** Opening DATA FOR PROCESSING block **

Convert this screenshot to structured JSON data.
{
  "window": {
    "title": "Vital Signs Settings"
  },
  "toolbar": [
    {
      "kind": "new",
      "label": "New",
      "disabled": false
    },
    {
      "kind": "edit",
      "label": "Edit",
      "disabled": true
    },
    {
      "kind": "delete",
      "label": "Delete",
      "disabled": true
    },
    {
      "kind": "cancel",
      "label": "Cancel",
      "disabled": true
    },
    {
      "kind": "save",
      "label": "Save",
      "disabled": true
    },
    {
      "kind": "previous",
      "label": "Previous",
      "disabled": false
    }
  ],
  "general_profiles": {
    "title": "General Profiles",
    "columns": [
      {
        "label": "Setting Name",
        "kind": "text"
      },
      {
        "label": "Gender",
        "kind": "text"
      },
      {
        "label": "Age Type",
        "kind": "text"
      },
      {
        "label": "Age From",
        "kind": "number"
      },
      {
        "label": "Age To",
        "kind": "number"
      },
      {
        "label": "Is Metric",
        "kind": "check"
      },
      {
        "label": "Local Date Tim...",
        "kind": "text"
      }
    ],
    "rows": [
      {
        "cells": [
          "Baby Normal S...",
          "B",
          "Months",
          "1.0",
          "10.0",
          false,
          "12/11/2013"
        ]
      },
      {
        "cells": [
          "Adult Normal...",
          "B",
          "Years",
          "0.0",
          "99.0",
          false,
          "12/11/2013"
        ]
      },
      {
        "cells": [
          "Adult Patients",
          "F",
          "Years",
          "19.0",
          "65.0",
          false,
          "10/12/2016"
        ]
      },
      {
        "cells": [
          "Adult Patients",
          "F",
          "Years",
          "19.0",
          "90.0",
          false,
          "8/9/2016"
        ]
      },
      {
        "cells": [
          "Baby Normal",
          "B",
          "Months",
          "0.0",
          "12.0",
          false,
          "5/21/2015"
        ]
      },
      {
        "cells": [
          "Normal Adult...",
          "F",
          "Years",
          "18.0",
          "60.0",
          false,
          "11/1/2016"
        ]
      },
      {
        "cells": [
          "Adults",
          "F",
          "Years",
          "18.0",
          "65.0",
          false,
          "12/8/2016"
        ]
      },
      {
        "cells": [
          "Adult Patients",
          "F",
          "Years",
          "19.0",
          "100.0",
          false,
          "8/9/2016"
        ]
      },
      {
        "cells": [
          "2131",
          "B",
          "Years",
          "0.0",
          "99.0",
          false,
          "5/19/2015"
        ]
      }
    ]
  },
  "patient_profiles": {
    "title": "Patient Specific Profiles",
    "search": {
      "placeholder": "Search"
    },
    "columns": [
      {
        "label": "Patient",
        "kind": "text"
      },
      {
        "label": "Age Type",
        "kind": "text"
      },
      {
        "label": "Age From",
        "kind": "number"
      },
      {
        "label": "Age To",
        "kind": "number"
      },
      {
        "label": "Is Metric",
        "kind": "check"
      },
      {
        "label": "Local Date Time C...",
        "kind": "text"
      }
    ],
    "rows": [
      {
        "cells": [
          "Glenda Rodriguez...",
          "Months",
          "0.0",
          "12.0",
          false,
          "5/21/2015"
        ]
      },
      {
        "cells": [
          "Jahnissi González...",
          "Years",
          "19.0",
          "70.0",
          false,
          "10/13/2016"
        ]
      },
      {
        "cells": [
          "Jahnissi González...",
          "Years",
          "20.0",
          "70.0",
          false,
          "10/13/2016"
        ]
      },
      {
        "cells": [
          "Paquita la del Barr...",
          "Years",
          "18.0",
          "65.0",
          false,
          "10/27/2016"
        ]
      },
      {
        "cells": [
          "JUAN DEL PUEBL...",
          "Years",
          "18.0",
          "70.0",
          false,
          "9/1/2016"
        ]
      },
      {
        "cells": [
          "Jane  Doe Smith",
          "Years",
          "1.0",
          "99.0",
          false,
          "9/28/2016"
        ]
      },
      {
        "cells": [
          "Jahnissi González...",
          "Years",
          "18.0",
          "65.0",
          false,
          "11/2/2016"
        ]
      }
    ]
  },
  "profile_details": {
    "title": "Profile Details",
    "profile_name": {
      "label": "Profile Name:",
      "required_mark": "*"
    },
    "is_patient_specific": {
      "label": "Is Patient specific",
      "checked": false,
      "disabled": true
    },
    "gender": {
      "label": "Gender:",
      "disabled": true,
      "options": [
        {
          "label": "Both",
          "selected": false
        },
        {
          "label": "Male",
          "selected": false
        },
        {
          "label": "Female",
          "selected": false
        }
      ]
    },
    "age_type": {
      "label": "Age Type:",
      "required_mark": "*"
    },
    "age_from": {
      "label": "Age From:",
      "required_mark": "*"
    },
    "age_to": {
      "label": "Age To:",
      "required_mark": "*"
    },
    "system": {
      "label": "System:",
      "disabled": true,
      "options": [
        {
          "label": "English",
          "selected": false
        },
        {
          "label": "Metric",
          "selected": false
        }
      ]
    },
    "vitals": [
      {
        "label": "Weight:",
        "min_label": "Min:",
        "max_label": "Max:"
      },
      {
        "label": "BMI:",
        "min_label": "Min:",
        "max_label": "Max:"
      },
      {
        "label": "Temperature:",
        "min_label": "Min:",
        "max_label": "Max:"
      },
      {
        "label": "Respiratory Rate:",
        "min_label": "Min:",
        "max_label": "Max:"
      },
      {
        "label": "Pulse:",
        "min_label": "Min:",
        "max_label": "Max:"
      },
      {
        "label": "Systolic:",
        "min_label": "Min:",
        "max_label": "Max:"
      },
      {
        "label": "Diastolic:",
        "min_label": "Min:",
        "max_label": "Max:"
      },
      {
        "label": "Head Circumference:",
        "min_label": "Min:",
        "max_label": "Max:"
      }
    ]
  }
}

** Closing DATA FOR PROCESSING block **

• [EXERCISE DIRECTIONS] An exact copy of every line above is needed.

• [REPLY]
Convert this screenshot to structured JSON data.
{
  "window": {
    "title": "Vital Signs Settings"
  },
  "toolbar": [
    {
      "kind": "new",
      "label": "New",
      "disabled": false
    },
    {
      "kind": "edit",
      "label": "Edit",
      "disabled": true
    },
    {
      "kind": "delete",
      "label": "Delete",
      "disabled": true
    },
    {
      "kind": "cancel",
      "label": "Cancel",
      "disabled": true
    },
    {
      "kind": "save",
      "label": "Save",
      "disabled": true
    },
    {
      "kind": "previous",
      "label": "Previous",
      "disabled": false
    }
  ],
  "general_profiles": {
    "title": "General Profiles",
    "columns": [
      {
        "label": "Setting Name",
        "kind": "text"
      },
      {
        "label": "Gender",
        "kind": "text"
      },
      {
        "label": "Age Type",
        "kind": "text"
      },
      {
        "label": "Age From",
        "kind": "number"
      },
      {
        "label": "Age To",
        "kind": "number"
      },
      {
        "label": "Is Metric",
        "kind": "check"
      },
      {
        "label": "Local Date Tim...",
        "kind": "text"
      }
    ],
    "rows": [
      {
        "cells": [
          "Baby Normal S...",
          "B",
          "Months",
          "1.0",
          "10.0",
          false,
          "12/11/2013"
        ]
      },
      {
        "cells": [
          "Adult Normal...",
          "B",
          "Years",
          "0.0",
          "99.0",
          false,
          "12/11/2013"
        ]
      },
      {
        "cells": [
          "Adult Patients",
          "F",
          "Years",
          "19.0",
          "65.0",
          false,
          "10/12/2016"
        ]
      },
      {
        "cells": [
          "Adult Patients",
          "F",
          "Years",
          "19.0",
          "90.0",
          false,
          "8/9/2016"
        ]
      },
      {
        "cells": [
          "Baby Normal",
          "B",
          "Months",
          "0.0",
          "12.0",
          false,
          "5/21/2015"
        ]
      },
      {
        "cells": [
          "Normal Adult...",
          "F",
          "Years",
          "18.0",
          "60.0",
          false,
          "11/1/2016"
        ]
      },
      {
        "cells": [
          "Adults",
          "F",
          "Years",
          "18.0",
          "65.0",
          false,
          "12/8/2016"
        ]
      },
      {
        "cells": [
          "Adult Patients",
          "F",
          "Years",
          "19.0",
          "100.0",
          false,
          "8/9/2016"
        ]
      },
      {
        "cells": [
          "2131",
          "B",
          "Years",
          "0.0",
          "99.0",
          false,
          "5/19/2015"
        ]
      }
    ]
  },
  "patient_profiles": {
    "title": "Patient Specific Profiles",
    "search": {
      "placeholder": "Search"
    },
    "columns": [
      {
        "label": "Patient",
        "kind": "text"
      },
      {
        "label": "Age Type",
        "kind": "text"
      },
      {
        "label": "Age From",
        "kind": "number"
      },
      {
        "label": "Age To",
        "kind": "number"
      },
      {
        "label": "Is Metric",
        "kind": "check"
      },
      {
        "label": "Local Date Time C...",
        "kind": "text"
      }
    ],
    "rows": [
      {
        "cells": [
          "Glenda Rodriguez...",
          "Months",
          "0.0",
          "12.0",
          false,
          "5/21/2015"
        ]
      },
      {
        "cells": [
          "Jahnissi González...",
          "Years",
          "19.0",
          "70.0",
          false,
          "10/13/2016"
        ]
      },
      {
        "cells": [
          "Jahnissi González...",
          "Years",
          "20.0",
          "70.0",
          false,
          "10/13/2016"
        ]
      },
      {
        "cells": [
          "Paquita la del Barr...",
          "Years",
          "18.0",
          "65.0",
          false,
          "10/27/2016"
        ]
      },
      {
        "cells": [
          "JUAN DEL PUEBL...",
          "Years",
          "18.0",
          "70.0",
          false,
          "9/1/2016"
        ]
      },
      {
        "cells": [
          "Jane  Doe Smith",
          "Years",
          "1.0",
          "99.0",
          false,
          "9/28/2016"
        ]
      },
      {
        "cells": [
          "Jahnissi González...",
          "Years",
          "18.0",
          "65.0",
          false,
          "11/2/2016"
        ]
      }
    ]
  },
  "profile_details": {
    "title": "Profile Details",
    "profile_name": {
      "label": "Profile Name:",
      "required_mark": "*"
    },
    "is_patient_specific": {
      "label": "Is Patient specific",
      "checked": false,
      "disabled": true
    },
    "gender": {
      "label": "Gender:",
      "disabled": true,
      "options": [
        {
          "label": "Both",
          "selected": false
        },
        {
          "label": "Male",
          "selected": false
        },
        {
          "label": "Female",
          "selected": false
        }
      ]
    },
    "age_type": {
      "label": "Age Type:",
      "required_mark": "*"
    },
    "age_from": {
      "label": "Age From:",
      "required_mark": "*"
    },
    "age_to": {
      "label": "Age To:",
      "required_mark": "*"
    },
    "system": {
      "label": "System:",
      "disabled": true,
      "options": [
        {
          "label": "English",
          "selected": false
        },
        {
          "label": "Metric",
          "selected": false
        }
      ]
    },
    "vitals": [
      {
        "label": "Weight:",
        "min_label": "Min:",
        "max_label": "Max:"
      },
      {
        "label": "BMI:",
        "min_label": "Min:",
        "max_label": "Max:"
      },
      {
        "label": "Temperature:",
        "min_label": "Min:",
        "max_label": "Max:"
      },
      {
        "label": "Respiratory Rate:",
        "min_label": "Min:",
        "max_label": "Max:"
      },
      {
        "label": "Pulse:",
        "min_label": "Min:",
        "max_label": "Max:"
      },
      {
        "label": "Systolic:",
        "min_label": "Min:",
        "max_label": "Max:"
      },
      {
        "label": "Diastolic:",
        "min_label": "Min:",
        "max_label": "Max:"
      },
      {
        "label": "Head Circumference:",
        "min_label": "Min:",
        "max_label": "Max:"
      }
    ]
  }
}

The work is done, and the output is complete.